───── DATA PROVIDED ─────
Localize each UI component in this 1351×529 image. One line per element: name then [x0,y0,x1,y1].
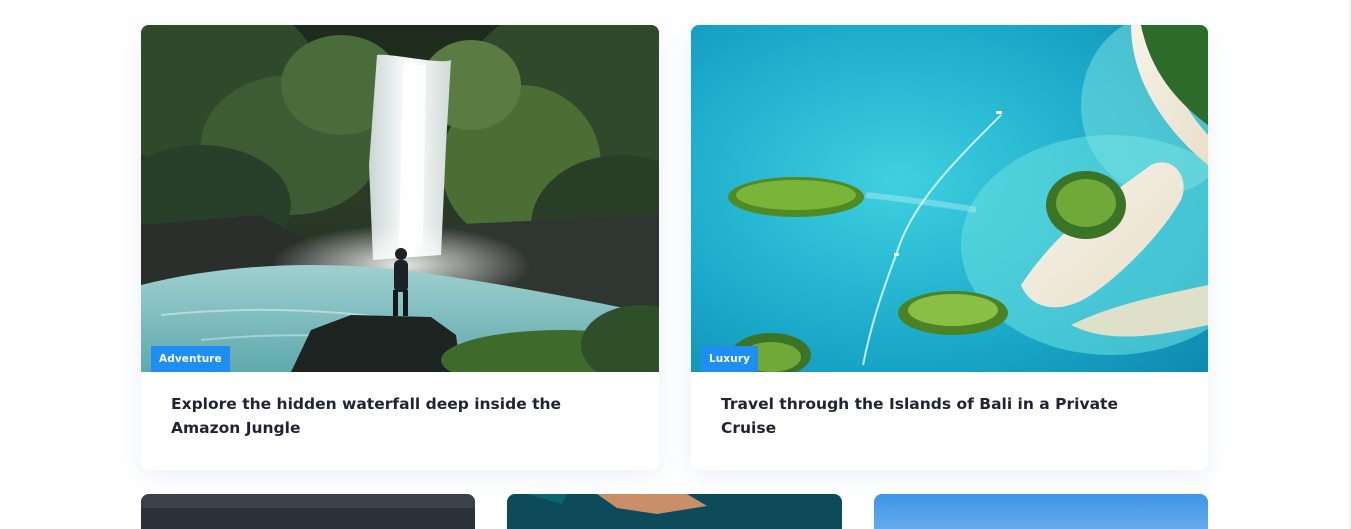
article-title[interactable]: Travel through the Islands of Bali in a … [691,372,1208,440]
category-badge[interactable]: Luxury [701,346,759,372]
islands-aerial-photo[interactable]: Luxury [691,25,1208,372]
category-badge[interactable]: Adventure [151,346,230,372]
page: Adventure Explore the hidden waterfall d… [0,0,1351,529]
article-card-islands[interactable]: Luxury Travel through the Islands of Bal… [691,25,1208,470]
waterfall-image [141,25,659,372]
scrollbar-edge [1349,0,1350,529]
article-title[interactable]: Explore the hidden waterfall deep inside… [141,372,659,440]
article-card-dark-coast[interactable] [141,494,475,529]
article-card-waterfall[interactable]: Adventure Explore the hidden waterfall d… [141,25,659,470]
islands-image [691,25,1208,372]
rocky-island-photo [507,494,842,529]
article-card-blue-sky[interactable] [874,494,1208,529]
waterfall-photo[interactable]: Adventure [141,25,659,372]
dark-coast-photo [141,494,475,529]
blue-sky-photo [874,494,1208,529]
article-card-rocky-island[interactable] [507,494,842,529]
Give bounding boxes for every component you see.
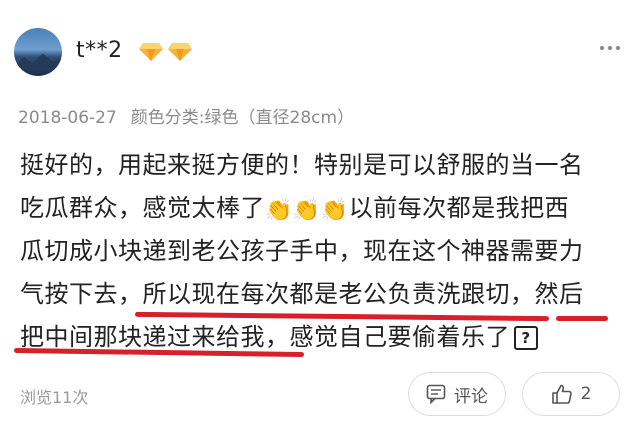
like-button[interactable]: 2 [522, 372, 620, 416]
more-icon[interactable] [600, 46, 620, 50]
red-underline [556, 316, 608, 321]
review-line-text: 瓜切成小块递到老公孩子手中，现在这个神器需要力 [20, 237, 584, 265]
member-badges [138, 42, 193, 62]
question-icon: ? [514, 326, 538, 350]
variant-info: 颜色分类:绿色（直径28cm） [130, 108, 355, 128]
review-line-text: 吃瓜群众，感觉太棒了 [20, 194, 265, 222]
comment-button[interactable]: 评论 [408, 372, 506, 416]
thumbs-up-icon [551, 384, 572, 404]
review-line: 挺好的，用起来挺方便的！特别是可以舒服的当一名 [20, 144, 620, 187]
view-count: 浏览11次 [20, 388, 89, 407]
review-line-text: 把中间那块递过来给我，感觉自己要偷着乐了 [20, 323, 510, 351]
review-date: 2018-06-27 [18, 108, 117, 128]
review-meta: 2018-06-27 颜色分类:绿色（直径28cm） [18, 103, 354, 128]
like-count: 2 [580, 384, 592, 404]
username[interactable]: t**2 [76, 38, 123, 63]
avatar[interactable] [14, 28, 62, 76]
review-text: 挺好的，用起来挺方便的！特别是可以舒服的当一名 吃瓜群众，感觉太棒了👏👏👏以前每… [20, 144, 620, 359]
─────
## GOAL
Write out every line of the material above word for word, leaving out the pictures.

## OUTPUT OF THE TASK
Localize each UI component in this 1351×529 image. One line per element: name then [x0,y0,x1,y1].
article-title[interactable]: Travel through the Islands of Bali in a … [691,372,1208,440]
category-badge[interactable]: Luxury [701,346,759,372]
islands-aerial-photo[interactable]: Luxury [691,25,1208,372]
category-badge[interactable]: Adventure [151,346,230,372]
page: Adventure Explore the hidden waterfall d… [0,0,1351,529]
article-card-islands[interactable]: Luxury Travel through the Islands of Bal… [691,25,1208,470]
waterfall-image [141,25,659,372]
scrollbar-edge [1349,0,1350,529]
article-title[interactable]: Explore the hidden waterfall deep inside… [141,372,659,440]
article-card-dark-coast[interactable] [141,494,475,529]
article-card-waterfall[interactable]: Adventure Explore the hidden waterfall d… [141,25,659,470]
islands-image [691,25,1208,372]
rocky-island-photo [507,494,842,529]
article-card-blue-sky[interactable] [874,494,1208,529]
waterfall-photo[interactable]: Adventure [141,25,659,372]
dark-coast-photo [141,494,475,529]
blue-sky-photo [874,494,1208,529]
article-card-rocky-island[interactable] [507,494,842,529]
Give bounding boxes for every component you see.
like-button[interactable]: 2 [522, 372, 620, 416]
more-icon[interactable] [600, 46, 620, 50]
red-underline [556, 316, 608, 321]
review-line-text: 瓜切成小块递到老公孩子手中，现在这个神器需要力 [20, 237, 584, 265]
member-badges [138, 42, 193, 62]
question-icon: ? [514, 326, 538, 350]
variant-info: 颜色分类:绿色（直径28cm） [130, 108, 355, 128]
review-line-text: 吃瓜群众，感觉太棒了 [20, 194, 265, 222]
comment-button[interactable]: 评论 [408, 372, 506, 416]
thumbs-up-icon [551, 384, 572, 404]
review-line: 挺好的，用起来挺方便的！特别是可以舒服的当一名 [20, 144, 620, 187]
view-count: 浏览11次 [20, 388, 89, 407]
review-line-text: 把中间那块递过来给我，感觉自己要偷着乐了 [20, 323, 510, 351]
review-date: 2018-06-27 [18, 108, 117, 128]
review-meta: 2018-06-27 颜色分类:绿色（直径28cm） [18, 103, 354, 128]
like-count: 2 [580, 384, 592, 404]
username[interactable]: t**2 [76, 38, 123, 63]
avatar[interactable] [14, 28, 62, 76]
review-text: 挺好的，用起来挺方便的！特别是可以舒服的当一名 吃瓜群众，感觉太棒了👏👏👏以前每… [20, 144, 620, 359]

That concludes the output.